Source records
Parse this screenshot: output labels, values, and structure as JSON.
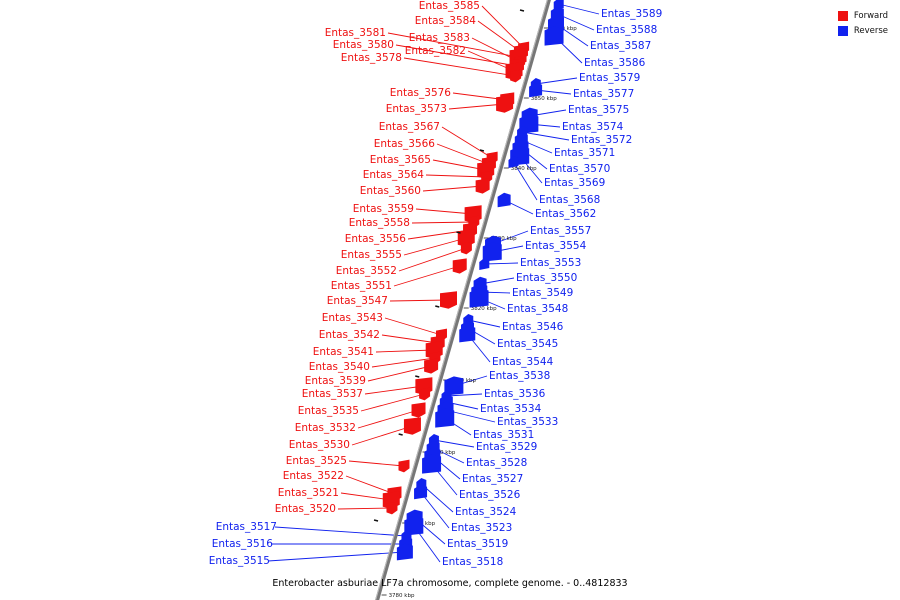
{
  "colors": {
    "forward": "#ee1111",
    "reverse": "#1122ee",
    "backbone": "#777777"
  },
  "legend": [
    {
      "label": "Forward",
      "color": "#ee1111"
    },
    {
      "label": "Reverse",
      "color": "#1122ee"
    }
  ],
  "caption": "Enterobacter asburiae LF7a chromosome, complete genome. - 0..4812833",
  "ticks": [
    "3860 kbp",
    "3850 kbp",
    "3840 kbp",
    "3830 kbp",
    "3820 kbp",
    "3810 kbp",
    "3800 kbp",
    "3790 kbp",
    "3780 kbp"
  ],
  "forward_genes": [
    "Entas_3585",
    "Entas_3584",
    "Entas_3581",
    "Entas_3583",
    "Entas_3580",
    "Entas_3582",
    "Entas_3578",
    "Entas_3576",
    "Entas_3573",
    "Entas_3567",
    "Entas_3566",
    "Entas_3565",
    "Entas_3564",
    "Entas_3560",
    "Entas_3559",
    "Entas_3558",
    "Entas_3556",
    "Entas_3555",
    "Entas_3552",
    "Entas_3551",
    "Entas_3547",
    "Entas_3543",
    "Entas_3542",
    "Entas_3541",
    "Entas_3540",
    "Entas_3539",
    "Entas_3537",
    "Entas_3535",
    "Entas_3532",
    "Entas_3530",
    "Entas_3525",
    "Entas_3522",
    "Entas_3521",
    "Entas_3520"
  ],
  "reverse_genes": [
    "Entas_3589",
    "Entas_3588",
    "Entas_3587",
    "Entas_3586",
    "Entas_3579",
    "Entas_3577",
    "Entas_3575",
    "Entas_3574",
    "Entas_3572",
    "Entas_3571",
    "Entas_3570",
    "Entas_3569",
    "Entas_3568",
    "Entas_3562",
    "Entas_3557",
    "Entas_3554",
    "Entas_3553",
    "Entas_3550",
    "Entas_3549",
    "Entas_3548",
    "Entas_3546",
    "Entas_3545",
    "Entas_3544",
    "Entas_3538",
    "Entas_3536",
    "Entas_3534",
    "Entas_3533",
    "Entas_3531",
    "Entas_3529",
    "Entas_3528",
    "Entas_3527",
    "Entas_3526",
    "Entas_3524",
    "Entas_3523",
    "Entas_3519",
    "Entas_3518",
    "Entas_3517",
    "Entas_3516",
    "Entas_3515"
  ]
}
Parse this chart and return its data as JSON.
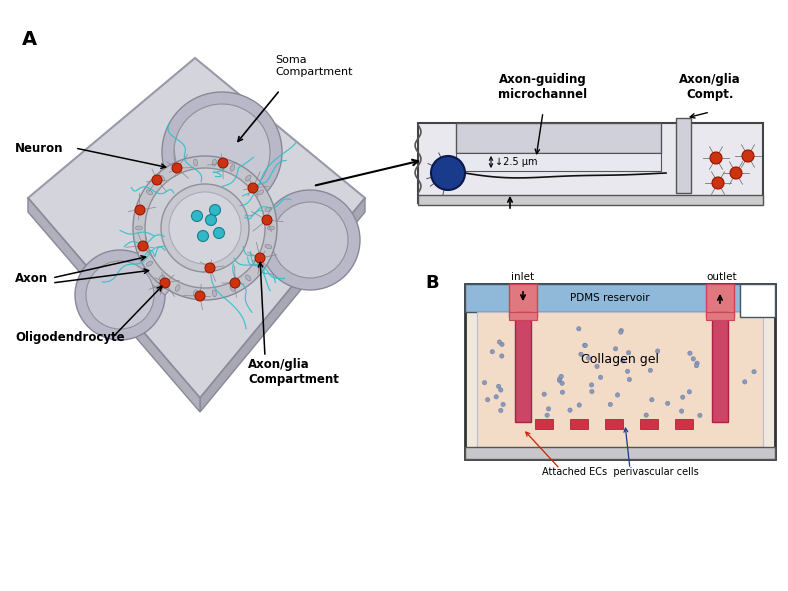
{
  "bg_color": "#ffffff",
  "fig_width": 7.88,
  "fig_height": 5.91,
  "panel_A_label": "A",
  "panel_B_label": "B",
  "label_neuron": "Neuron",
  "label_axon": "Axon",
  "label_oligo": "Oligodendrocyte",
  "label_soma": "Soma\nCompartment",
  "label_axon_glia_comp": "Axon/glia\nCompartment",
  "label_axon_guiding": "Axon-guiding\nmicrochannel",
  "label_axon_glia_compt": "Axon/glia\nCompt.",
  "label_25um": "↓2.5 μm",
  "label_inlet": "inlet",
  "label_outlet": "outlet",
  "label_pdms": "PDMS reservoir",
  "label_collagen": "Collagen gel",
  "label_attached": "Attached ECs  perivascular cells",
  "color_blue_cell": "#1a3a8c",
  "color_red_cell": "#cc3311",
  "color_chip_light": "#d4d4dc",
  "color_chip_mid": "#c0c0cc",
  "color_chip_dark": "#a8a8b4",
  "color_blue_pdms": "#90b8d8",
  "color_pink_channel": "#e07080",
  "color_peach_gel": "#f2dcc8",
  "color_cyan_axon": "#30c0c8",
  "color_dark_outline": "#222222",
  "color_gray_section": "#e0e0e8",
  "color_channel_bg": "#e8e8f0",
  "color_well": "#b8b8c8",
  "color_pdms_light": "#c8dce8"
}
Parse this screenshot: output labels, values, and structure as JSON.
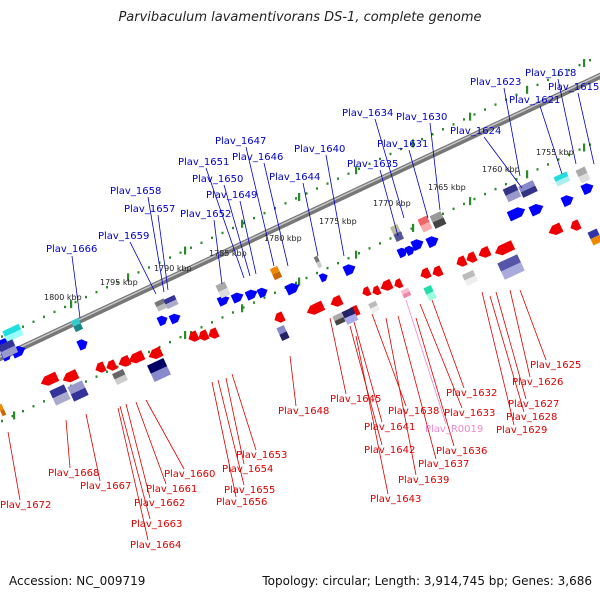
{
  "title": "Parvibaculum lavamentivorans DS-1, complete genome",
  "footer": {
    "accession": "Accession: NC_009719",
    "summary": "Topology: circular; Length: 3,914,745 bp; Genes: 3,686"
  },
  "colors": {
    "forward_label": "#0000cc",
    "reverse_label": "#dd0000",
    "rna_label": "#ee88cc",
    "backbone": "#8a8a8a",
    "tick": "#2a8a2a",
    "forward_gene": "#0000ff",
    "reverse_gene": "#ee0000"
  },
  "scale_labels": [
    "1800 kbp",
    "1795 kbp",
    "1790 kbp",
    "1785 kbp",
    "1780 kbp",
    "1775 kbp",
    "1770 kbp",
    "1765 kbp",
    "1760 kbp",
    "1755 kbp"
  ],
  "forward_labels": [
    "Plav_1666",
    "Plav_1659",
    "Plav_1658",
    "Plav_1657",
    "Plav_1652",
    "Plav_1651",
    "Plav_1650",
    "Plav_1649",
    "Plav_1647",
    "Plav_1646",
    "Plav_1644",
    "Plav_1640",
    "Plav_1635",
    "Plav_1634",
    "Plav_1631",
    "Plav_1630",
    "Plav_1624",
    "Plav_1623",
    "Plav_1621",
    "Plav_1618",
    "Plav_1615"
  ],
  "reverse_labels": [
    "Plav_1672",
    "Plav_1668",
    "Plav_1667",
    "Plav_1662",
    "Plav_1663",
    "Plav_1664",
    "Plav_1661",
    "Plav_1660",
    "Plav_1655",
    "Plav_1656",
    "Plav_1654",
    "Plav_1653",
    "Plav_1648",
    "Plav_1645",
    "Plav_1641",
    "Plav_1642",
    "Plav_1643",
    "Plav_1638",
    "Plav_1639",
    "Plav_1637",
    "Plav_1636",
    "Plav_1633",
    "Plav_1632",
    "Plav_1629",
    "Plav_1628",
    "Plav_1627",
    "Plav_1626",
    "Plav_1625"
  ],
  "rna_labels": [
    "Plav_R0019"
  ]
}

What is expected: Whenever the string "genome" shows up in a line of the records, copy that line.

Solution for this task:
  "caption": "Enterobacter asburiae LF7a chromosome, complete genome. - 0..4812833",
  "title": "Parvibaculum lavamentivorans DS-1, complete genome",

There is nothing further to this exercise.